GOAL
Leave out the images; return the rest of the data exactly.
━━━━
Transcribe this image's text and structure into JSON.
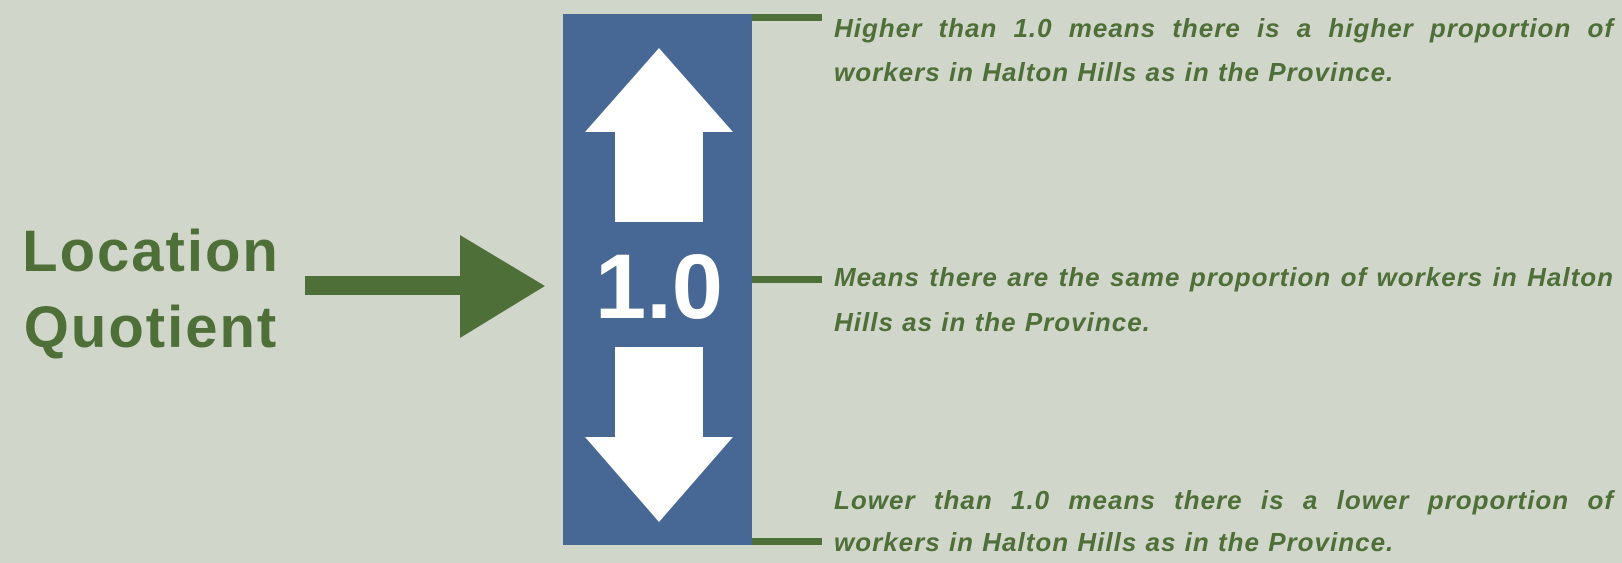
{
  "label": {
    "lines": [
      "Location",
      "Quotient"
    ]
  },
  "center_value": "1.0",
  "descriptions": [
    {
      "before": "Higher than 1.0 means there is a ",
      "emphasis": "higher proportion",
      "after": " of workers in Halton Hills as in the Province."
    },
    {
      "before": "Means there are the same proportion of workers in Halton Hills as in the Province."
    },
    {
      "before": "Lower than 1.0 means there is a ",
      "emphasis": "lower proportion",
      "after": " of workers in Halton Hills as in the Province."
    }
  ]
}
━━━━
THE REPLY
Transcribe this image's text and structure into JSON.
{
  "label": {
    "lines": [
      "Location",
      "Quotient"
    ]
  },
  "center_value": "1.0",
  "descriptions": [
    {
      "before": "Higher than 1.0 means there is a ",
      "emphasis": "higher proportion",
      "after": " of workers in Halton Hills as in the Province."
    },
    {
      "before": "Means there are the same proportion of workers in Halton Hills as in the Province."
    },
    {
      "before": "Lower than 1.0 means there is a ",
      "emphasis": "lower proportion",
      "after": " of workers in Halton Hills as in the Province."
    }
  ]
}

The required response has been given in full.